--- START ---

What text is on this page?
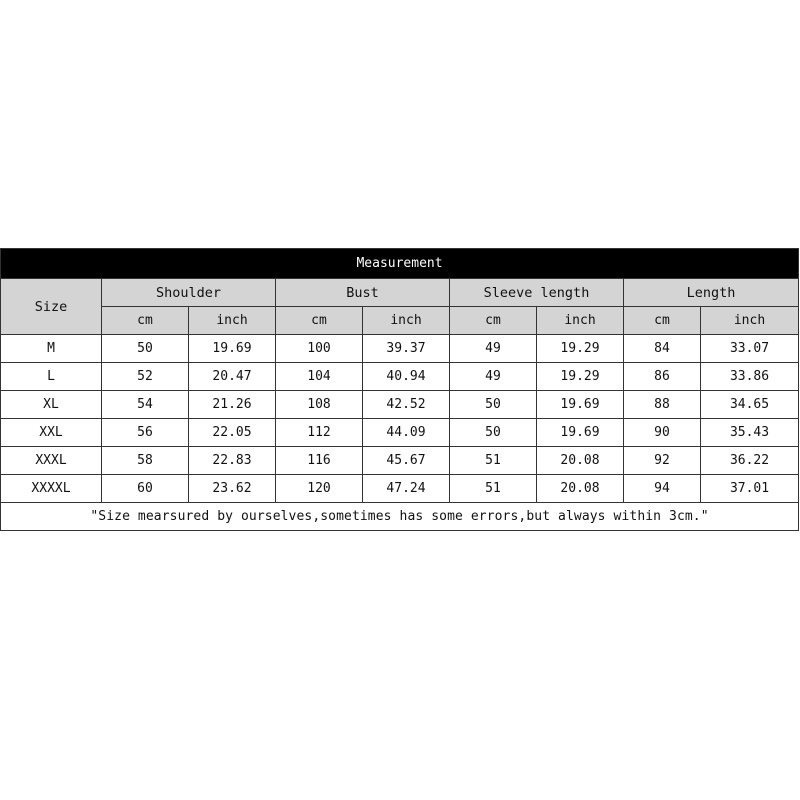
Measurement								
Size	Shoulder		Bust		Sleeve length		Length	
	cm	inch	cm	inch	cm	inch	cm	inch
M	50	19.69	100	39.37	49	19.29	84	33.07
L	52	20.47	104	40.94	49	19.29	86	33.86
XL	54	21.26	108	42.52	50	19.69	88	34.65
XXL	56	22.05	112	44.09	50	19.69	90	35.43
XXXL	58	22.83	116	45.67	51	20.08	92	36.22
XXXXL	60	23.62	120	47.24	51	20.08	94	37.01
"Size mearsured by ourselves,sometimes has some errors,but always within 3cm."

--- END ---

Transcribe every entry word for word, but skip the pictures.

Result of this exercise:
What text is on this page?
Measurement								
Size	Shoulder		Bust		Sleeve length		Length	
	cm	inch	cm	inch	cm	inch	cm	inch
M	50	19.69	100	39.37	49	19.29	84	33.07
L	52	20.47	104	40.94	49	19.29	86	33.86
XL	54	21.26	108	42.52	50	19.69	88	34.65
XXL	56	22.05	112	44.09	50	19.69	90	35.43
XXXL	58	22.83	116	45.67	51	20.08	92	36.22
XXXXL	60	23.62	120	47.24	51	20.08	94	37.01
"Size mearsured by ourselves,sometimes has some errors,but always within 3cm."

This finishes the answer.